◆ Task requirements: Please write out the material that follows, exactly as it stands.

◆ Data for this task:
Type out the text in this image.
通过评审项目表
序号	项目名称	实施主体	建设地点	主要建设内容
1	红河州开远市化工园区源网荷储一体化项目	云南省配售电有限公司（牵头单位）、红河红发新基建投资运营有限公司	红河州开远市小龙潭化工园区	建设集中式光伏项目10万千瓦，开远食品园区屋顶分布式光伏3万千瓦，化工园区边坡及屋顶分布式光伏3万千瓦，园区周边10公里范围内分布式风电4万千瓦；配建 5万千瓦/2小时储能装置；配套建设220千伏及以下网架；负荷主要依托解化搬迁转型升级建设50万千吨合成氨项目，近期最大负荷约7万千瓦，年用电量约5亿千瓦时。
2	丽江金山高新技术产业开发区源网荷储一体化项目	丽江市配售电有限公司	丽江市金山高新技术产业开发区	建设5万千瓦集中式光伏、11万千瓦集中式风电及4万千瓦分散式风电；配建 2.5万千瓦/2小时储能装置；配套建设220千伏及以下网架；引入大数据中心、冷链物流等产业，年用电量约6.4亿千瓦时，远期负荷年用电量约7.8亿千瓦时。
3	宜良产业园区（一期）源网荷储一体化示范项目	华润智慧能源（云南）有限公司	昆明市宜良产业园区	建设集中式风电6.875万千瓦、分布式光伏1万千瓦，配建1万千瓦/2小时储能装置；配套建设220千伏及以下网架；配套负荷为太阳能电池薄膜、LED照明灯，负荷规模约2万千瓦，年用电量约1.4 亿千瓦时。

◆ Result:
Type out the text in this image.
通过评审项目表
序号	项目名称	实施主体	建设地点	主要建设内容
1	红河州开远市化工园区源网荷储一体化项目	云南省配售电有限公司（牵头单位）、红河红发新基建投资运营有限公司	红河州开远市小龙潭化工园区	建设集中式光伏项目10万千瓦，开远食品园区屋顶分布式光伏3万千瓦，化工园区边坡及屋顶分布式光伏3万千瓦，园区周边10公里范围内分布式风电4万千瓦；配建 5万千瓦/2小时储能装置；配套建设220千伏及以下网架；负荷主要依托解化搬迁转型升级建设50万千吨合成氨项目，近期最大负荷约7万千瓦，年用电量约5亿千瓦时。
2	丽江金山高新技术产业开发区源网荷储一体化项目	丽江市配售电有限公司	丽江市金山高新技术产业开发区	建设5万千瓦集中式光伏、11万千瓦集中式风电及4万千瓦分散式风电；配建 2.5万千瓦/2小时储能装置；配套建设220千伏及以下网架；引入大数据中心、冷链物流等产业，年用电量约6.4亿千瓦时，远期负荷年用电量约7.8亿千瓦时。
3	宜良产业园区（一期）源网荷储一体化示范项目	华润智慧能源（云南）有限公司	昆明市宜良产业园区	建设集中式风电6.875万千瓦、分布式光伏1万千瓦，配建1万千瓦/2小时储能装置；配套建设220千伏及以下网架；配套负荷为太阳能电池薄膜、LED照明灯，负荷规模约2万千瓦，年用电量约1.4 亿千瓦时。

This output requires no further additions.